> **WHAT IS BEING ASKED**:
Copy every entry word for word. Skip the pictures.

> **EXTRACTED INFORMATION**:
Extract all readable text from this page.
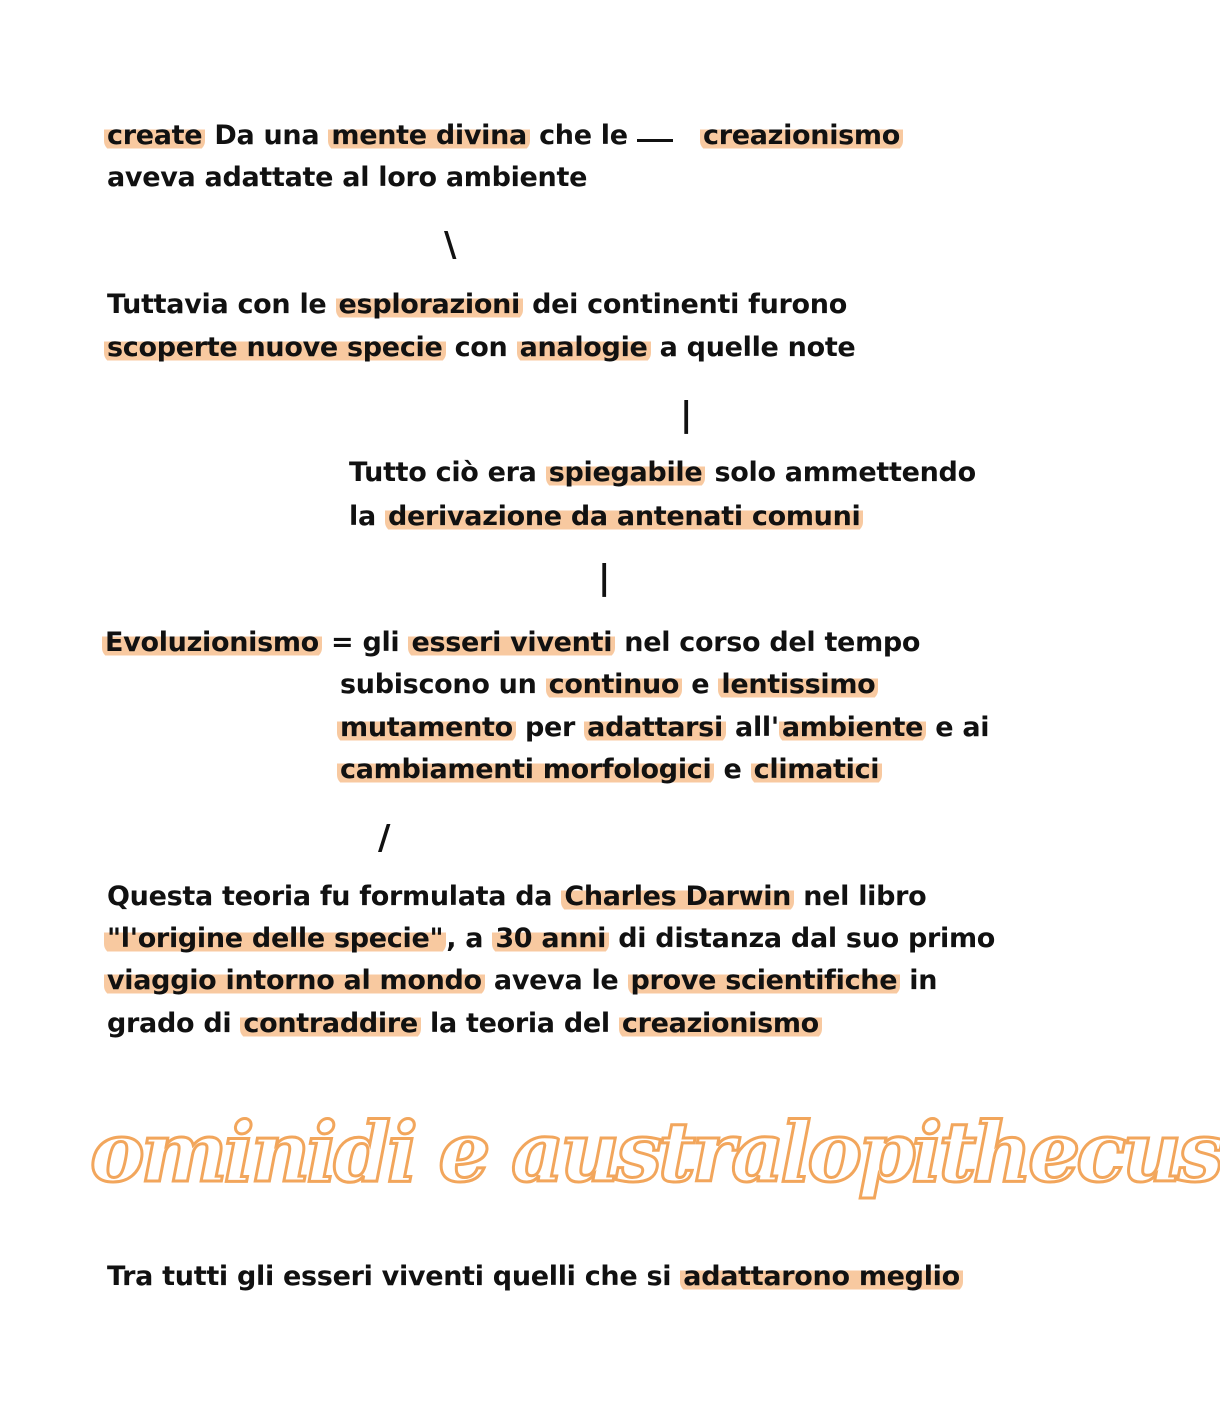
create Da una mente divina che le
aveva adattate al loro ambiente
creazionismo
\
Tuttavia con le esplorazioni dei continenti furono
scoperte nuove specie con analogie a quelle note
|
Tutto ciò era spiegabile solo ammettendo
la derivazione da antenati comuni
|
Evoluzionismo = gli esseri viventi nel corso del tempo
subiscono un continuo e lentissimo
mutamento per adattarsi all' ambiente e ai
cambiamenti morfologici e climatici
/
Questa teoria fu formulata da Charles Darwin nel libro
"l'origine delle specie" , a 30 anni di distanza dal suo primo
viaggio intorno al mondo aveva le prove scientifiche in
grado di contraddire la teoria del creazionismo
ominidi e australopithecus
Tra tutti gli esseri viventi quelli che si adattarono meglio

> **EXERCISE RESULT**:
Extract all readable text from this page.
create Da una mente divina che le
aveva adattate al loro ambiente
creazionismo
\
Tuttavia con le esplorazioni dei continenti furono
scoperte nuove specie con analogie a quelle note
|
Tutto ciò era spiegabile solo ammettendo
la derivazione da antenati comuni
|
Evoluzionismo = gli esseri viventi nel corso del tempo
subiscono un continuo e lentissimo
mutamento per adattarsi all' ambiente e ai
cambiamenti morfologici e climatici
/
Questa teoria fu formulata da Charles Darwin nel libro
"l'origine delle specie" , a 30 anni di distanza dal suo primo
viaggio intorno al mondo aveva le prove scientifiche in
grado di contraddire la teoria del creazionismo
ominidi e australopithecus
Tra tutti gli esseri viventi quelli che si adattarono meglio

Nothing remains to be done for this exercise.